• Texto selecionado:
À semelhança do que faz agora a Johnson & Johnson, a AstraZeneca assegurou que a suspensão é “uma ação de rotina, que deve acontecer sempre que haja uma doença potencialmente inexplicada num dos ensaios”, reiterando o compromisso com “a segurança dos participantes” e “os mais elevados padrões de conduta”. Os testes foram suspensos enquanto a farmacêutica investigava se o efeito colateral sério detetado num participante (uma mulher britânica, que desenvolveu um problema neurológico) estava relacionado com o produto em desenvolvimento. Esta foi, de resto, a segunda vez que os ensaios da vacina de Oxford tiveram de ser suspensos, confirmou o presidente executivo da AstraZeneca numa videochamada com investidores.

“A segurança em primeira linha”

“A suspensão só nos dá mais garantias de segurança porque quer dizer que as entidades envolvidas estão realmente a trabalhar de uma forma séria e a colocar a segurança em primeira linha, tanto para os participantes como para o público em geral, que eventualmente virá a utilizar a vacina”, reforçou o imunologista Henrique Veiga Fernandes, codiretor do Champalimaud Research, da Fundação Champalimaud. Mais: “qualquer medicamento que tomamos, até os de venda livre em farmácias como um paracetamol ou uma aspirina, tem efeitos adversos, como qualquer consumidor atento pode ler na bula informativa”, concretizou, em declarações ao Expresso.

• Dados fornecidos:

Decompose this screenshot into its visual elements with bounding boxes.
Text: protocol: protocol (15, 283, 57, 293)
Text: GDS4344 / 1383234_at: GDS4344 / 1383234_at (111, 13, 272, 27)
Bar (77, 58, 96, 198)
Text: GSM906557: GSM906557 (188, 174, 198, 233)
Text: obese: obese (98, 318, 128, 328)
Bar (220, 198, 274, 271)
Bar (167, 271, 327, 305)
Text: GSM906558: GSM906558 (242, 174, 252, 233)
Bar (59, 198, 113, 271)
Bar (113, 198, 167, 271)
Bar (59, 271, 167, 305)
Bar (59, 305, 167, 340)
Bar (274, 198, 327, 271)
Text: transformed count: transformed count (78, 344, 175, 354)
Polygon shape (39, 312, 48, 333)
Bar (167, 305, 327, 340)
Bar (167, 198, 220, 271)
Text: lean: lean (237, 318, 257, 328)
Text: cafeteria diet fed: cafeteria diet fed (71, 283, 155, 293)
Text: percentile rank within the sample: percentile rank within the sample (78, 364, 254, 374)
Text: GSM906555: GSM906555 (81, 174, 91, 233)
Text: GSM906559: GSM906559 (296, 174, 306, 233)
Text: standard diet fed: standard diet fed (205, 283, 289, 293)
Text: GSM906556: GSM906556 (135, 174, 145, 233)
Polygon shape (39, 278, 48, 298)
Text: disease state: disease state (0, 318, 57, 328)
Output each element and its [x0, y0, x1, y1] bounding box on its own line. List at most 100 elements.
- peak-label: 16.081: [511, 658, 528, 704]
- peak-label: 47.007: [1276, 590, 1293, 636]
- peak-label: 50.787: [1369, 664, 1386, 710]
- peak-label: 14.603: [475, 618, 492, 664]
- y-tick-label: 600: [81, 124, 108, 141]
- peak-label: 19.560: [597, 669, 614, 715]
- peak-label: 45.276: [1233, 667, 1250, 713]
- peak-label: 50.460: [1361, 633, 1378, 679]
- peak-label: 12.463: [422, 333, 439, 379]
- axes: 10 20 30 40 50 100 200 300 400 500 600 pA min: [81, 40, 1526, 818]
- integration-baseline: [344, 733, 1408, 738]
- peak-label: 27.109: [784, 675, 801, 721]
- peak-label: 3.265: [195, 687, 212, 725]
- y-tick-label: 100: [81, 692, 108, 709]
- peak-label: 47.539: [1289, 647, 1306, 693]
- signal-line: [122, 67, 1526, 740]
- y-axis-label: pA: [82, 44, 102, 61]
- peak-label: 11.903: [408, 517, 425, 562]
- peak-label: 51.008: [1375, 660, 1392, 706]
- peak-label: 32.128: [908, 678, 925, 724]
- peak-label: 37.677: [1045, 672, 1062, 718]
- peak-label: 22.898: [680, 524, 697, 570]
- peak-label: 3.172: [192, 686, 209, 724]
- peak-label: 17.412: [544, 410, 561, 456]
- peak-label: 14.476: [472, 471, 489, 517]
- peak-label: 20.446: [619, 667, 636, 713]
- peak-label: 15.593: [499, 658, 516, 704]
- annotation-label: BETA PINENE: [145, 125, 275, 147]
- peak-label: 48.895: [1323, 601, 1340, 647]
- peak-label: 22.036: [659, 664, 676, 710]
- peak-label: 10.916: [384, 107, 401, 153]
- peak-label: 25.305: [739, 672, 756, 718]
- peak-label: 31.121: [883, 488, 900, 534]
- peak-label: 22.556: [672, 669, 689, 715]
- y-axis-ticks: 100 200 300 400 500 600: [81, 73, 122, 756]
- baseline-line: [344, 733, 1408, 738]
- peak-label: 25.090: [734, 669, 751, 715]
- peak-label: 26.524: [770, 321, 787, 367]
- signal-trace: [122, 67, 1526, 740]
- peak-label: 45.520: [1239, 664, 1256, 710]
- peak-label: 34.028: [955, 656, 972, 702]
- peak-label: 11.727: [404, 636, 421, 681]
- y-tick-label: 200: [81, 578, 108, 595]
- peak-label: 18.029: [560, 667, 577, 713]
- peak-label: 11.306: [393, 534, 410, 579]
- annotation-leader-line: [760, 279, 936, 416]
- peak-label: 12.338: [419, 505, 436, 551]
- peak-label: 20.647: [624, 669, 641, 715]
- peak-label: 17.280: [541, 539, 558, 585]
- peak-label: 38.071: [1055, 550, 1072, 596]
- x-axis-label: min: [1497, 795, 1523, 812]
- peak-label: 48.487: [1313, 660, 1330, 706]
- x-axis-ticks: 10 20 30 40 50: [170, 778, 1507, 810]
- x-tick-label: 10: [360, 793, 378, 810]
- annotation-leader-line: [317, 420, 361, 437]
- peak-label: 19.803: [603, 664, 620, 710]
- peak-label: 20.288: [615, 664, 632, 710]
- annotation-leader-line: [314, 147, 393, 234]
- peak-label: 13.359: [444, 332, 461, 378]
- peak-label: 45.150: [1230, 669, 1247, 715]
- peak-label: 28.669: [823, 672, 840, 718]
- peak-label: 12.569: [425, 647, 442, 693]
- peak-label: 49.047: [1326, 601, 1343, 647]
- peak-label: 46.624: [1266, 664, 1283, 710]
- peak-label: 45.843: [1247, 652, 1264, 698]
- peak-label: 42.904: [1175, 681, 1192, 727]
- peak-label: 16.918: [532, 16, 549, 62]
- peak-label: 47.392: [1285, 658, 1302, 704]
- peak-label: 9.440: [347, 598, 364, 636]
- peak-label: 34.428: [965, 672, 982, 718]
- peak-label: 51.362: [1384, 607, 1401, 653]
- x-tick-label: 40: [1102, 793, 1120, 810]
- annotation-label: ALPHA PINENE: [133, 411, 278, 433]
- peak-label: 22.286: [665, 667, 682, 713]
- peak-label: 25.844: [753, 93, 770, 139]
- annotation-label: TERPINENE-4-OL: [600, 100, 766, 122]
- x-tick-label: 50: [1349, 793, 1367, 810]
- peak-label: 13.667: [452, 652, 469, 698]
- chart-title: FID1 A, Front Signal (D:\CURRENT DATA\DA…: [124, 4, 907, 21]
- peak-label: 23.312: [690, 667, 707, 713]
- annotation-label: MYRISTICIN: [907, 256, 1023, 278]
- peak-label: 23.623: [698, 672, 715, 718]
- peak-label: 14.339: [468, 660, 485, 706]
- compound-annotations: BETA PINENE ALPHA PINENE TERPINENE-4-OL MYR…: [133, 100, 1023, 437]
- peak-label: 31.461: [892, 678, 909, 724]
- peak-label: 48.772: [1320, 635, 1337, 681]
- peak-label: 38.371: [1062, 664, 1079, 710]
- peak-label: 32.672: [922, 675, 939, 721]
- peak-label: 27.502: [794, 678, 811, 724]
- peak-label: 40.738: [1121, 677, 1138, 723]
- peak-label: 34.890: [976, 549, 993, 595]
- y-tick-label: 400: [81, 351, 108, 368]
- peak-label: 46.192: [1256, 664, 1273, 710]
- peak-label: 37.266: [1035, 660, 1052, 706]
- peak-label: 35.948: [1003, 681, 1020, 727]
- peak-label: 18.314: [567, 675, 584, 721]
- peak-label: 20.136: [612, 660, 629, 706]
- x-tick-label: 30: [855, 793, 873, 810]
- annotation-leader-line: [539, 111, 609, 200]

• Tarefa 1:
Reescreva o trecho do texto sobre a suspensão dos ensaios da vacina que começa em “À semelhança do” e termina em “videochamada com investidores.”, substituindo “farmacêutica” por “empresa”.
• Tarefa 2:
Enumere todas as expressões que o texto sobre a suspensão dos ensaios da vacina apresenta entre aspas como palavras da AstraZeneca.
• Tarefa 3:
Dê continuidade ao texto sobre a suspensão dos ensaios da vacina a partir do ponto em que termina.

• Resposta 1:
À semelhança do que faz agora a Johnson & Johnson, a AstraZeneca assegurou que a suspensão é “uma ação de rotina, que deve acontecer sempre que haja uma doença potencialmente inexplicada num dos ensaios”, reiterando o compromisso com “a segurança dos participantes” e “os mais elevados padrões de conduta”. Os testes foram suspensos enquanto a empresa investigava se o efeito colateral sério detetado num participante (uma mulher britânica, que desenvolveu um problema neurológico) estava relacionado com o produto em desenvolvimento. Esta foi, de resto, a segunda vez que os ensaios da vacina de Oxford tiveram de ser suspensos, confirmou o presidente executivo da AstraZeneca numa videochamada com investidores.

• Resposta 2:
- “uma ação de rotina, que deve acontecer sempre que haja uma doença potencialmente inexplicada num dos ensaios”
- “a segurança dos participantes”
- “os mais elevados padrões de conduta”

• Resposta 3:
E que efeitos poderão estas reações adversas, que podem ou não ter uma relação de causalidade com os testes, provocar na mobilização de voluntários para estes e outros ensaios? “Tudo irá depender das conclusões dos estudos em curso. É fundamental clarificar, de forma transparente e responsável, todos os mecanismos envolvidos nestes efeitos que apareceram e que podem resultar ou não da vacina”, sinalizou Filipe Froes. Neste ponto, Veiga Fernandes mostrava-se mais otimista: “Muito francamente não penso que isto vá ser muito desmotivador para os participantes em geral, até porque são casos raríssimos.”

“É preciso ter em mente que já estamos na fase 3. Já passámos as duas primeiras fases, primeiro com dezenas e depois com centenas de indivíduos. É natural que num universo de 30 mil pessoas algumas venham a ficar doentes por algo que não tem nada a ver com a vacina”, prosseguia o investigador da Fundação Champalimaud relativamente à vacina de Oxford. A suspensão dos ensaios e a averiguação de eventuais efeitos adversos, com maior ou menor gravidade, são procedimentos de “qualquer ensaio clínico feito com seriedade e seguindo os critérios mais estritos de segurança”, enfatizou. “Nesse aspeto, devo dizer que são excelentes notícias.”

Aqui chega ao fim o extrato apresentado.